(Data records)
·····
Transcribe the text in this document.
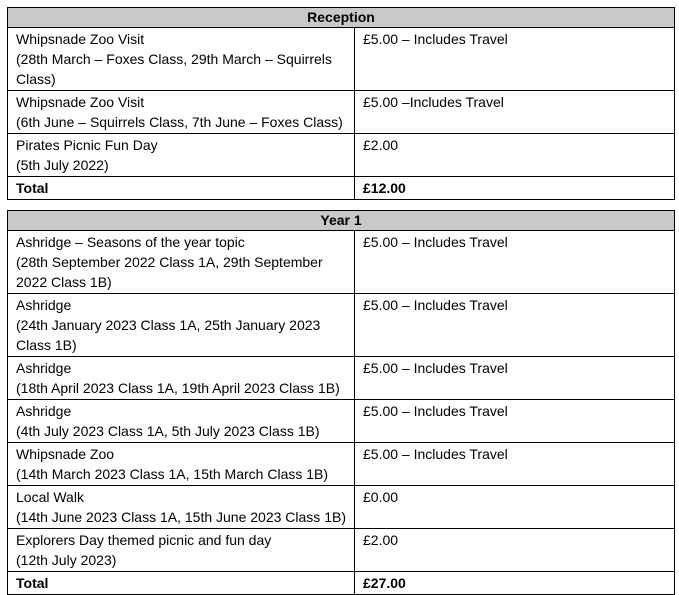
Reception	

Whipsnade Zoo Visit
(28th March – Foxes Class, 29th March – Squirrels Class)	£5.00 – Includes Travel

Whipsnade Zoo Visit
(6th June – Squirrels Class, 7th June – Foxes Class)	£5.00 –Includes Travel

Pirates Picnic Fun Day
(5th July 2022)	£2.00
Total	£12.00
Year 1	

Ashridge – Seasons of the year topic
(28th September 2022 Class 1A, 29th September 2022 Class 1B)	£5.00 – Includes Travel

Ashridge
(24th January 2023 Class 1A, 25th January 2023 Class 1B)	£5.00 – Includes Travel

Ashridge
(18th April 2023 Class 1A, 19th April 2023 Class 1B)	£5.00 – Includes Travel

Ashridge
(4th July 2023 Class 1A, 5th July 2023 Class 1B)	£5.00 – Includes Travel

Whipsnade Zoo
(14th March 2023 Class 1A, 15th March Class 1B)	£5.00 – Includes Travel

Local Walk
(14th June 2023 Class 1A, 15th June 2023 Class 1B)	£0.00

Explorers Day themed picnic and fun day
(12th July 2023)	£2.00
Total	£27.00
·····
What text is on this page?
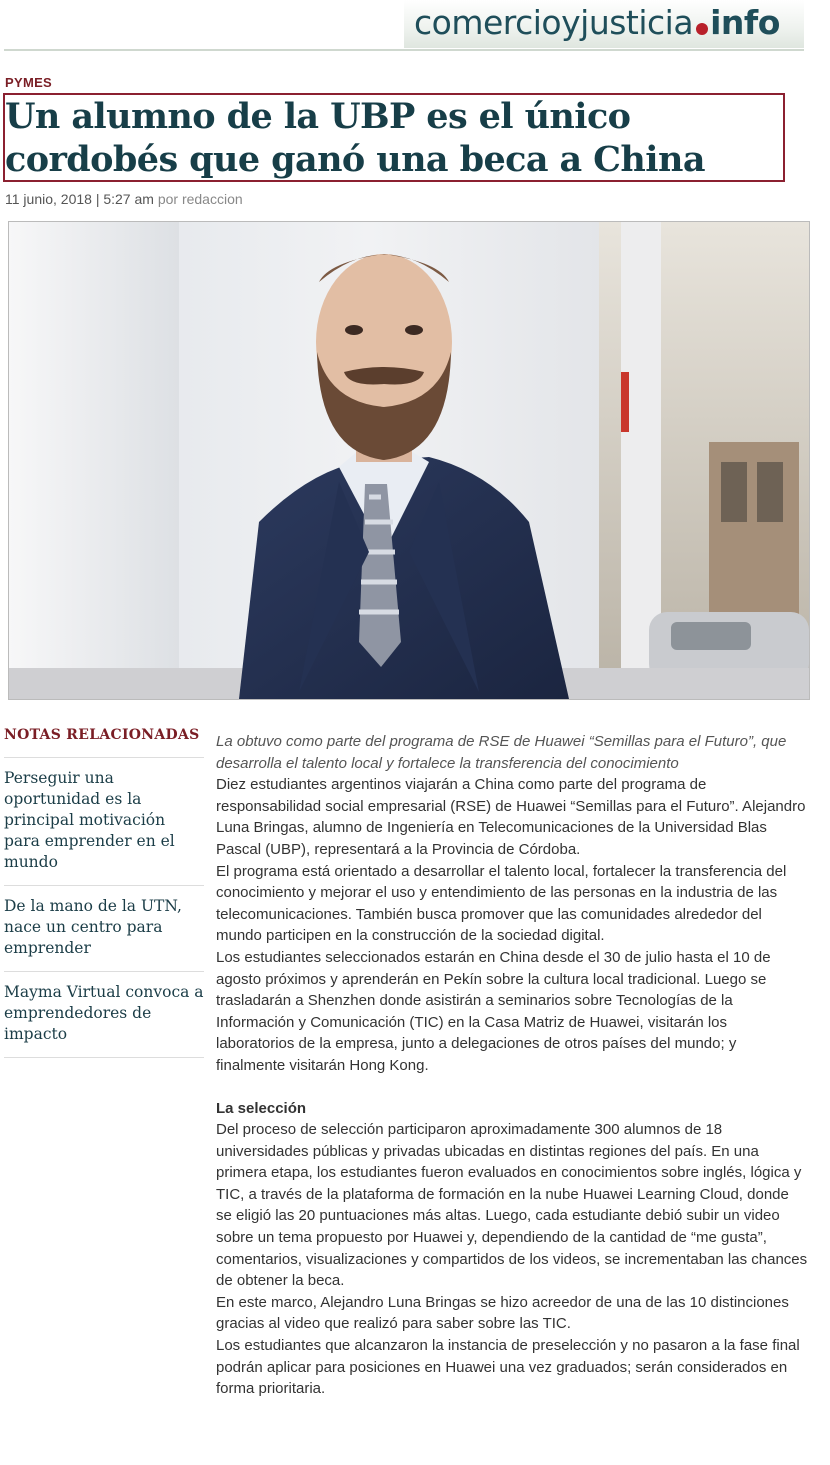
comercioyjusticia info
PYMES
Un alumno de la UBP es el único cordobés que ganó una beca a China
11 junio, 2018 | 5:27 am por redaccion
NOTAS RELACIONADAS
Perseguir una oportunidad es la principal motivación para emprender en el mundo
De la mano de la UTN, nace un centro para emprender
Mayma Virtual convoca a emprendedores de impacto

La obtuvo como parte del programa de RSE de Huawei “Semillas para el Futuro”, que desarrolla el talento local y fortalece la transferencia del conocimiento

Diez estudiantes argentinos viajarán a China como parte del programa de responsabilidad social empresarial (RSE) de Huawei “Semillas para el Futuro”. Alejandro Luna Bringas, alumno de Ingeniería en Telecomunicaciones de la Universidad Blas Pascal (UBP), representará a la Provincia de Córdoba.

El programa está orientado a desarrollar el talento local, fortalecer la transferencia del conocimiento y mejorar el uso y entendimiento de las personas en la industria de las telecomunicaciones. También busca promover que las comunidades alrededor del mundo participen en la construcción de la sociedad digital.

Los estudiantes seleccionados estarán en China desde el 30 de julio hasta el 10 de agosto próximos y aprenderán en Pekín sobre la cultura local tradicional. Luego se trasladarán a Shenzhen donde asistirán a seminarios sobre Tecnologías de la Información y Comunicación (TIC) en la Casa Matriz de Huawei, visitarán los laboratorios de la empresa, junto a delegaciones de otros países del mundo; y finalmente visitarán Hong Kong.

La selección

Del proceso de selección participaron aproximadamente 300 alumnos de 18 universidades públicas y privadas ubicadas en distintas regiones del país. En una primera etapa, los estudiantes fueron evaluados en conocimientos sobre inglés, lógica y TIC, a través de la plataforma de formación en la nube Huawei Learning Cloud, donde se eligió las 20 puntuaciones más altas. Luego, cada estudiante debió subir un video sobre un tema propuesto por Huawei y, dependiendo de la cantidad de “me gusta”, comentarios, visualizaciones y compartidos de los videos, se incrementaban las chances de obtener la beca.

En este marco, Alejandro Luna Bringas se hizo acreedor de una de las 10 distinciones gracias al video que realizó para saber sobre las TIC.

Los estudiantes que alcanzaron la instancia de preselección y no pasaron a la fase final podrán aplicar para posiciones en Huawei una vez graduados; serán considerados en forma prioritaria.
·····
## SHORT TASK
Return every line above in which the string "Luna" occurs.

## RESPONSE FOR THIS EXERCISE
Diez estudiantes argentinos viajarán a China como parte del programa de responsabilidad social empresarial (RSE) de Huawei “Semillas para el Futuro”. Alejandro Luna Bringas, alumno de Ingeniería en Telecomunicaciones de la Universidad Blas Pascal (UBP), representará a la Provincia de Córdoba.
En este marco, Alejandro Luna Bringas se hizo acreedor de una de las 10 distinciones gracias al video que realizó para saber sobre las TIC.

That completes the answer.